**Task description**
Rewrite the records below as a Markdown table with the columns Row and Line, one row per line numbered in order. Skip blank lines and the picture placeholders.

.....

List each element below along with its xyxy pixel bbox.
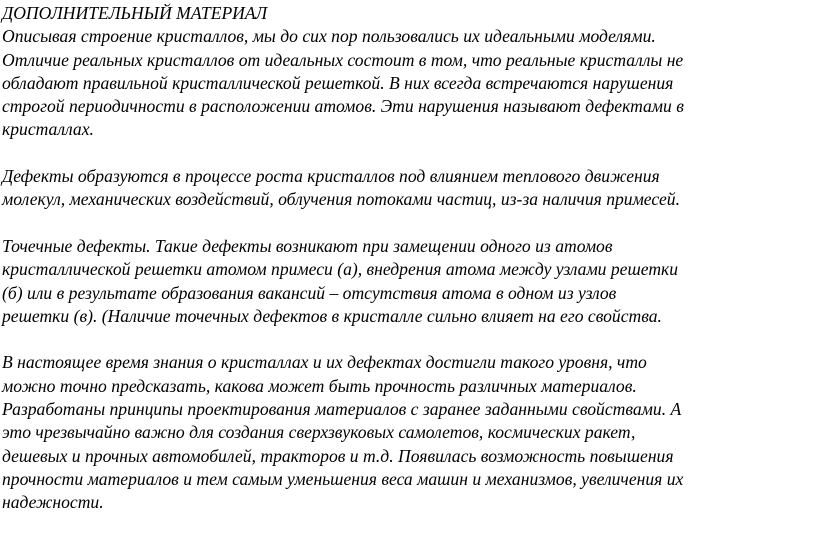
text-line: это чрезвычайно важно для создания сверхзвуковых самолетов, космических ракет, <box>2 422 636 443</box>
text-line: надежности. <box>2 492 104 513</box>
text-line: Отличие реальных кристаллов от идеальных состоит в том, что реальные кристаллы не <box>2 49 684 70</box>
text-line: дешевых и прочных автомобилей, тракторов и т.д. Появилась возможность повышения <box>2 445 674 466</box>
text-line: В настоящее время знания о кристаллах и их дефектах достигли такого уровня, что <box>2 352 647 373</box>
text-line: Описывая строение кристаллов, мы до сих пор пользовались их идеальными моделями. <box>2 26 656 47</box>
paragraph-spacer <box>2 328 812 351</box>
paragraph-current-knowledge <box>2 351 812 514</box>
text-line: кристаллах. <box>2 119 94 140</box>
text-line: молекул, механических воздействий, облучения потоками частиц, из-за наличия примесей. <box>2 189 680 210</box>
paragraph-defect-formation <box>2 165 812 212</box>
text-line: Разработаны принципы проектирования материалов с заранее заданными свойствами. А <box>2 399 682 420</box>
paragraph-spacer <box>2 142 812 165</box>
paragraph-point-defects <box>2 235 812 328</box>
document-heading: ДОПОЛНИТЕЛЬНЫЙ МАТЕРИАЛ <box>2 3 268 23</box>
text-line: (б) или в результате образования вакансий – отсутствия атома в одном из узлов <box>2 282 617 303</box>
text-line: Дефекты образуются в процессе роста кристаллов под влиянием теплового движения <box>2 166 660 187</box>
paragraph-spacer <box>2 212 812 235</box>
text-line: кристаллической решетки атомом примеси (а), внедрения атома между узлами решетки <box>2 259 679 280</box>
text-line: решетки (в). (Наличие точечных дефектов в кристалле сильно влияет на его свойства. <box>2 305 662 326</box>
paragraph-crystal-models <box>2 25 812 141</box>
text-line: Точечные дефекты. Такие дефекты возникают при замещении одного из атомов <box>2 235 613 256</box>
text-line: обладают правильной кристаллической решеткой. В них всегда встречаются нарушения <box>2 72 674 93</box>
text-line: строгой периодичности в расположении атомов. Эти нарушения называют дефектами в <box>2 96 684 117</box>
text-line: прочности материалов и тем самым уменьшения веса машин и механизмов, увеличения их <box>2 468 684 489</box>
text-line: можно точно предсказать, какова может быть прочность различных материалов. <box>2 375 637 396</box>
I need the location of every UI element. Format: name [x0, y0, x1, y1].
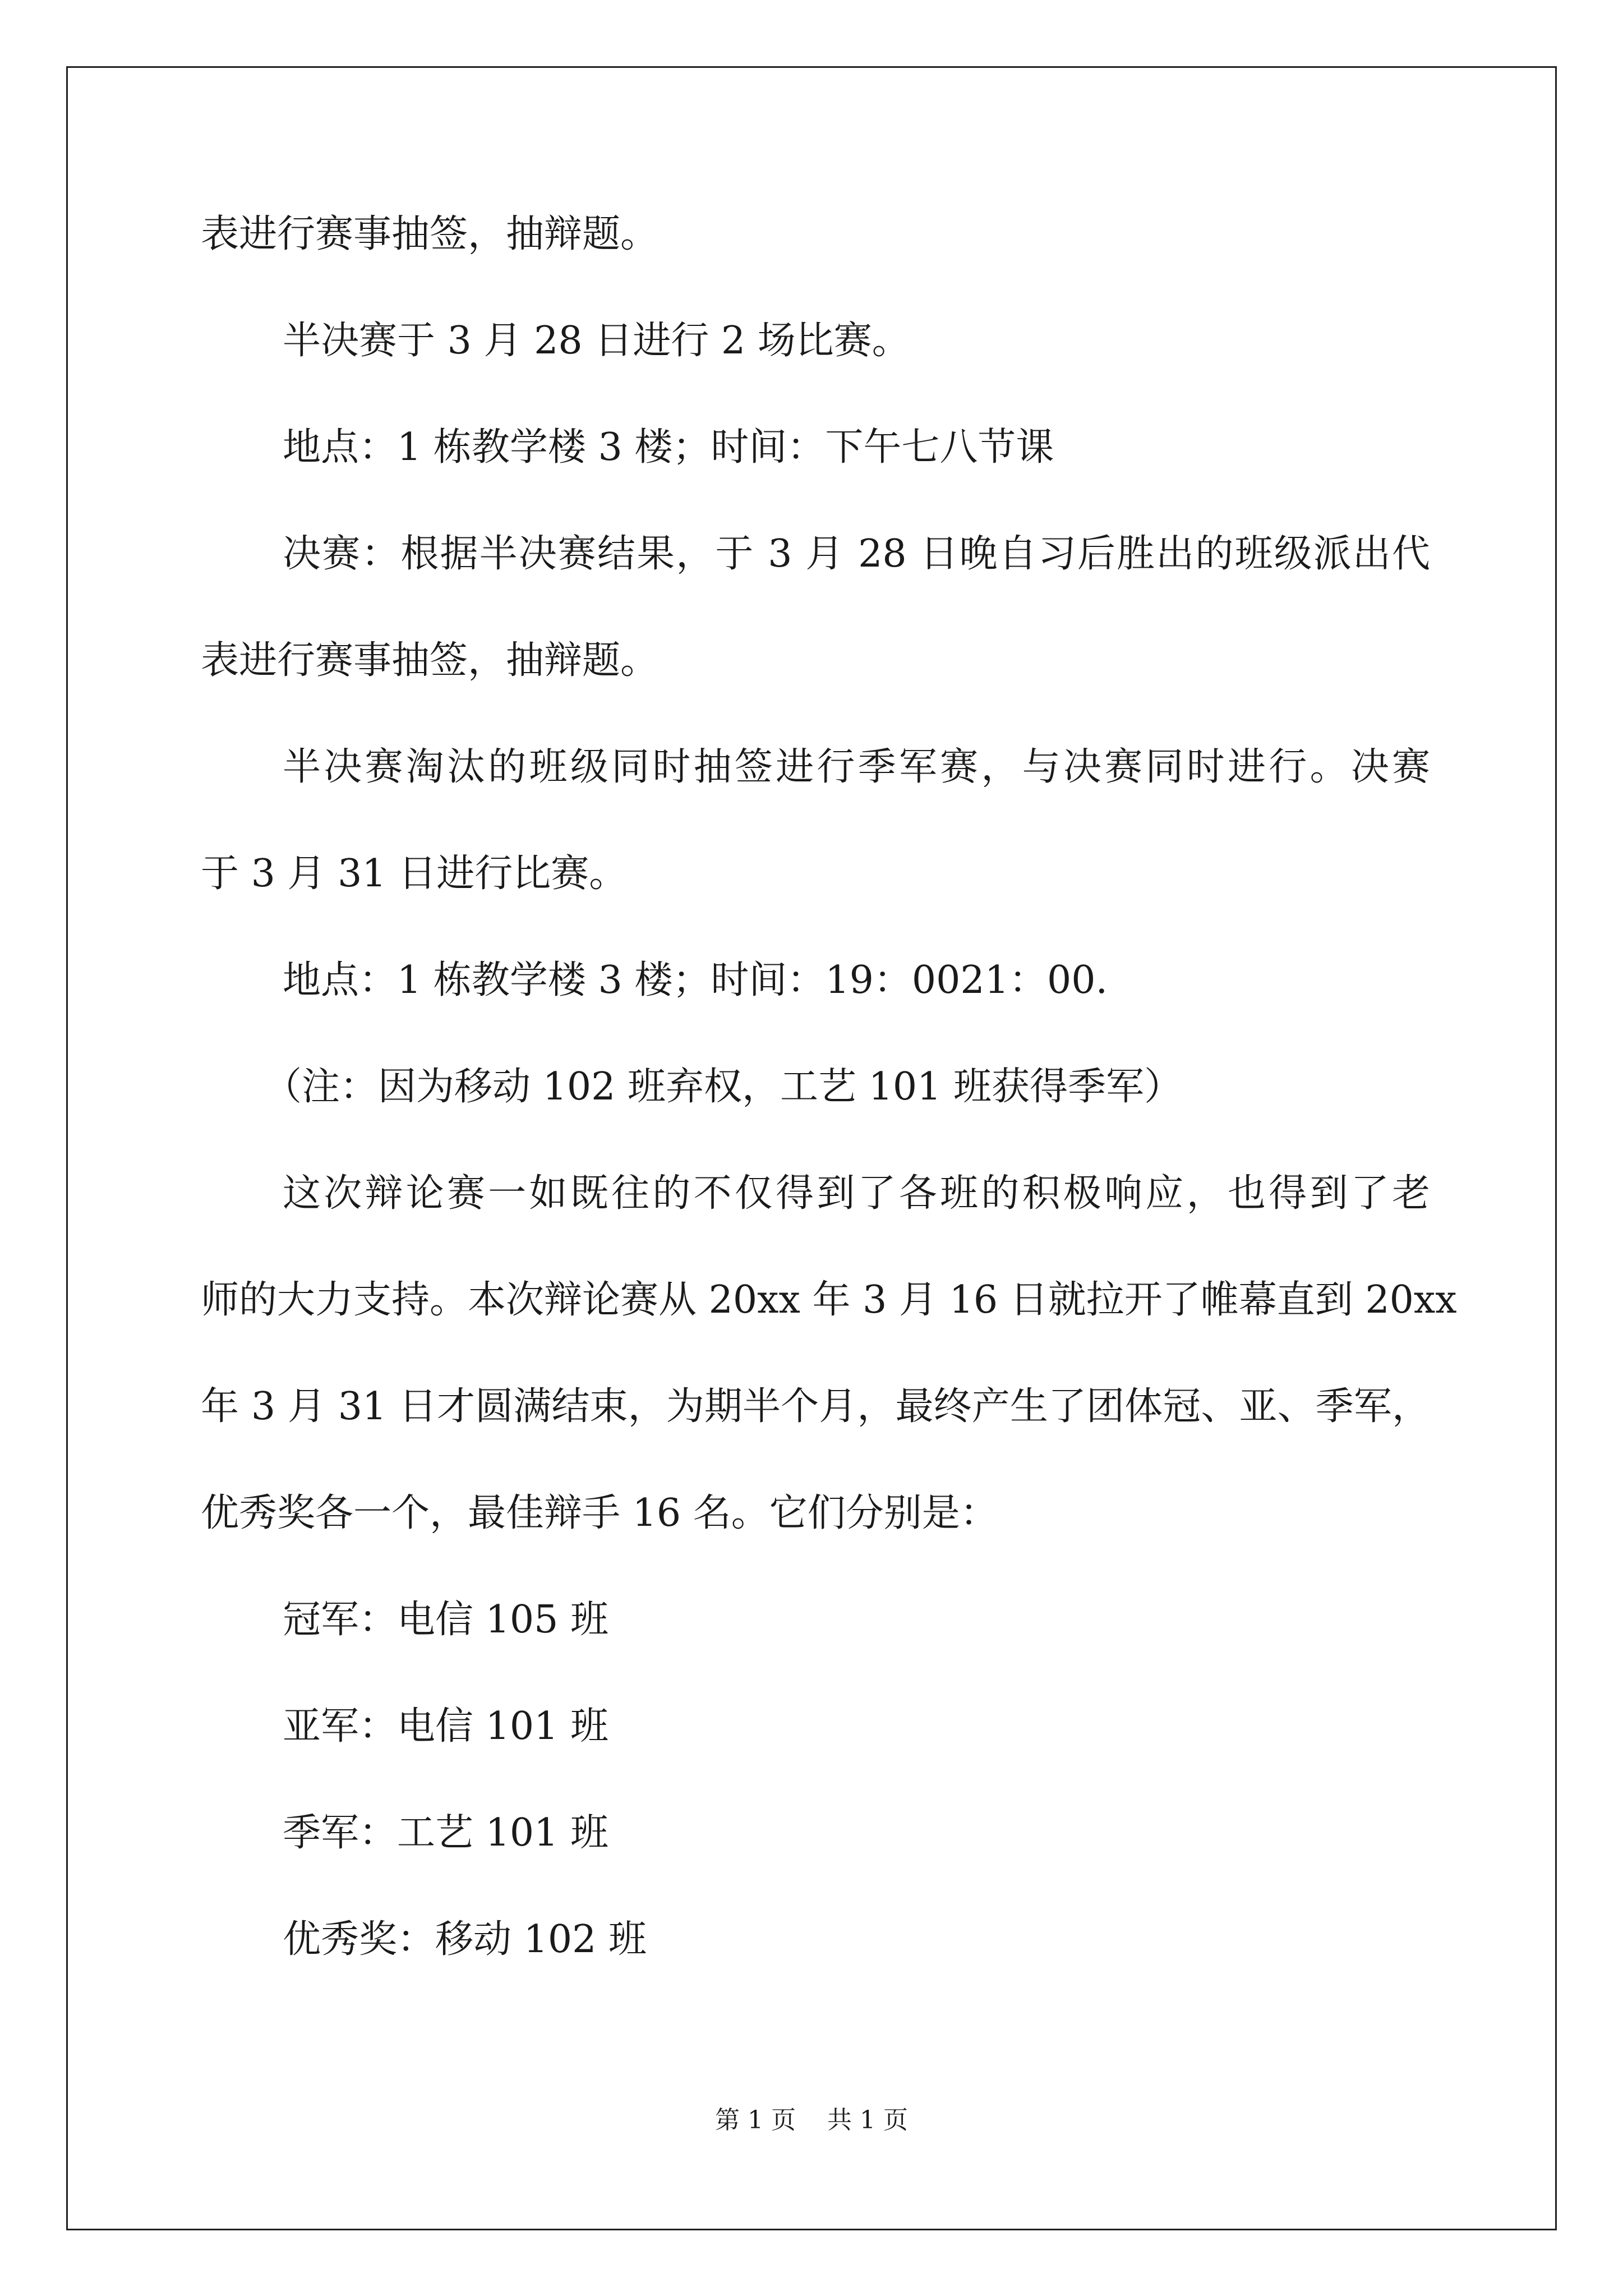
text-line-14: 冠军：电信 105 班: [283, 1598, 609, 1642]
text-line-5: 表进行赛事抽签，抽辩题。: [201, 638, 659, 683]
text-line-15: 亚军：电信 101 班: [283, 1704, 609, 1749]
text-line-9: （注：因为移动 102 班弃权，工艺 101 班获得季军）: [264, 1065, 1183, 1109]
page-number-total: 共 1 页: [827, 2106, 908, 2134]
text-line-13: 优秀奖各一个，最佳辩手 16 名。它们分别是：: [201, 1491, 998, 1535]
page-footer: [0, 2104, 1623, 2137]
text-line-12: 年 3 月 31 日才圆满结束，为期半个月，最终产生了团体冠、亚、季军，: [201, 1384, 1430, 1429]
text-line-1: 表进行赛事抽签，抽辩题。: [201, 212, 659, 256]
text-line-3: 地点：1 栋教学楼 3 楼；时间：下午七八节课: [283, 425, 1054, 470]
text-line-2: 半决赛于 3 月 28 日进行 2 场比赛。: [283, 319, 910, 363]
page-border: [66, 66, 1557, 2230]
text-line-8: 地点：1 栋教学楼 3 楼；时间：19：0021：00.: [283, 958, 1108, 1002]
text-line-7: 于 3 月 31 日进行比赛。: [201, 852, 628, 896]
text-line-17: 优秀奖：移动 102 班: [283, 1917, 647, 1962]
text-line-10: 这次辩论赛一如既往的不仅得到了各班的积极响应，也得到了老: [283, 1171, 1430, 1216]
page-number-current: 第 1 页: [715, 2106, 796, 2134]
text-line-4: 决赛：根据半决赛结果，于 3 月 28 日晚自习后胜出的班级派出代: [283, 532, 1430, 576]
text-line-16: 季军：工艺 101 班: [283, 1811, 609, 1855]
text-line-6: 半决赛淘汰的班级同时抽签进行季军赛，与决赛同时进行。决赛: [283, 745, 1430, 789]
text-line-11: 师的大力支持。本次辩论赛从 20xx 年 3 月 16 日就拉开了帷幕直到 20xx: [201, 1278, 1457, 1322]
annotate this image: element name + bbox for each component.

.....

**Full response**
| Row | Line |
|---|---|
| 1 | List each element below along with its xyxy pixel bbox. |
| 2 | text-line: это чрезвычайно важно для создания сверхзвуковых самолетов, космических ракет, <box>2 422 636 443</box> |
| 3 | text-line: надежности. <box>2 492 104 513</box> |
| 4 | text-line: Отличие реальных кристаллов от идеальных состоит в том, что реальные кристаллы не <box>2 49 684 70</box> |
| 5 | text-line: дешевых и прочных автомобилей, тракторов и т.д. Появилась возможность повышения <box>2 445 674 466</box> |
| 6 | text-line: В настоящее время знания о кристаллах и их дефектах достигли такого уровня, что <box>2 352 647 373</box> |
| 7 | text-line: Описывая строение кристаллов, мы до сих пор пользовались их идеальными моделями. <box>2 26 656 47</box> |
| 8 | paragraph-spacer <box>2 328 812 351</box> |
| 9 | paragraph-current-knowledge <box>2 351 812 514</box> |
| 10 | text-line: кристаллах. <box>2 119 94 140</box> |
| 11 | text-line: молекул, механических воздействий, облучения потоками частиц, из-за наличия примесей. <box>2 189 680 210</box> |
| 12 | paragraph-defect-formation <box>2 165 812 212</box> |
| 13 | text-line: Разработаны принципы проектирования материалов с заранее заданными свойствами. А <box>2 399 682 420</box> |
| 14 | paragraph-spacer <box>2 142 812 165</box> |
| 15 | paragraph-point-defects <box>2 235 812 328</box> |
| 16 | document-heading: ДОПОЛНИТЕЛЬНЫЙ МАТЕРИАЛ <box>2 3 268 23</box> |
| 17 | text-line: (б) или в результате образования вакансий – отсутствия атома в одном из узлов <box>2 282 617 303</box> |
| 18 | text-line: Дефекты образуются в процессе роста кристаллов под влиянием теплового движения <box>2 166 660 187</box> |
| 19 | paragraph-spacer <box>2 212 812 235</box> |
| 20 | text-line: кристаллической решетки атомом примеси (а), внедрения атома между узлами решетки <box>2 259 679 280</box> |
| 21 | text-line: решетки (в). (Наличие точечных дефектов в кристалле сильно влияет на его свойства. <box>2 305 662 326</box> |
| 22 | paragraph-crystal-models <box>2 25 812 141</box> |
| 23 | text-line: Точечные дефекты. Такие дефекты возникают при замещении одного из атомов <box>2 235 613 256</box> |
| 24 | text-line: обладают правильной кристаллической решеткой. В них всегда встречаются нарушения <box>2 72 674 93</box> |
| 25 | text-line: строгой периодичности в расположении атомов. Эти нарушения называют дефектами в <box>2 96 684 117</box> |
| 26 | text-line: прочности материалов и тем самым уменьшения веса машин и механизмов, увеличения их <box>2 468 684 489</box> |
| 27 | text-line: можно точно предсказать, какова может быть прочность различных материалов. <box>2 375 637 396</box> |
| 28 | I need the location of every UI element. Format: name [x0, y0, x1, y1]. |
| 29 | text-line-14: 冠军：电信 105 班: [283, 1598, 609, 1642] |
| 30 | text-line-5: 表进行赛事抽签，抽辩题。: [201, 638, 659, 683] |
| 31 | text-line-15: 亚军：电信 101 班: [283, 1704, 609, 1749] |
| 32 | text-line-9: （注：因为移动 102 班弃权，工艺 101 班获得季军）: [264, 1065, 1183, 1109] |
| 33 | page-number-total: 共 1 页: [827, 2106, 908, 2134] |
| 34 | text-line-13: 优秀奖各一个，最佳辩手 16 名。它们分别是：: [201, 1491, 998, 1535] |
| 35 | page-footer: [0, 2104, 1623, 2137] |
| 36 | text-line-12: 年 3 月 31 日才圆满结束，为期半个月，最终产生了团体冠、亚、季军，: [201, 1384, 1430, 1429] |
| 37 | text-line-1: 表进行赛事抽签，抽辩题。: [201, 212, 659, 256] |
| 38 | text-line-3: 地点：1 栋教学楼 3 楼；时间：下午七八节课: [283, 425, 1054, 470] |
| 39 | text-line-2: 半决赛于 3 月 28 日进行 2 场比赛。: [283, 319, 910, 363] |
| 40 | page-border: [66, 66, 1557, 2230] |
| 41 | text-line-8: 地点：1 栋教学楼 3 楼；时间：19：0021：00.: [283, 958, 1108, 1002] |
| 42 | text-line-7: 于 3 月 31 日进行比赛。: [201, 852, 628, 896] |
| 43 | text-line-17: 优秀奖：移动 102 班: [283, 1917, 647, 1962] |
| 44 | text-line-10: 这次辩论赛一如既往的不仅得到了各班的积极响应，也得到了老: [283, 1171, 1430, 1216] |
| 45 | page-number-current: 第 1 页: [715, 2106, 796, 2134] |
| 46 | text-line-4: 决赛：根据半决赛结果，于 3 月 28 日晚自习后胜出的班级派出代: [283, 532, 1430, 576] |
| 47 | text-line-16: 季军：工艺 101 班: [283, 1811, 609, 1855] |
| 48 | text-line-6: 半决赛淘汰的班级同时抽签进行季军赛，与决赛同时进行。决赛: [283, 745, 1430, 789] |
| 49 | text-line-11: 师的大力支持。本次辩论赛从 20xx 年 3 月 16 日就拉开了帷幕直到 20xx: [201, 1278, 1457, 1322] |
| 50 | annotate this image: element name + bbox for each component. |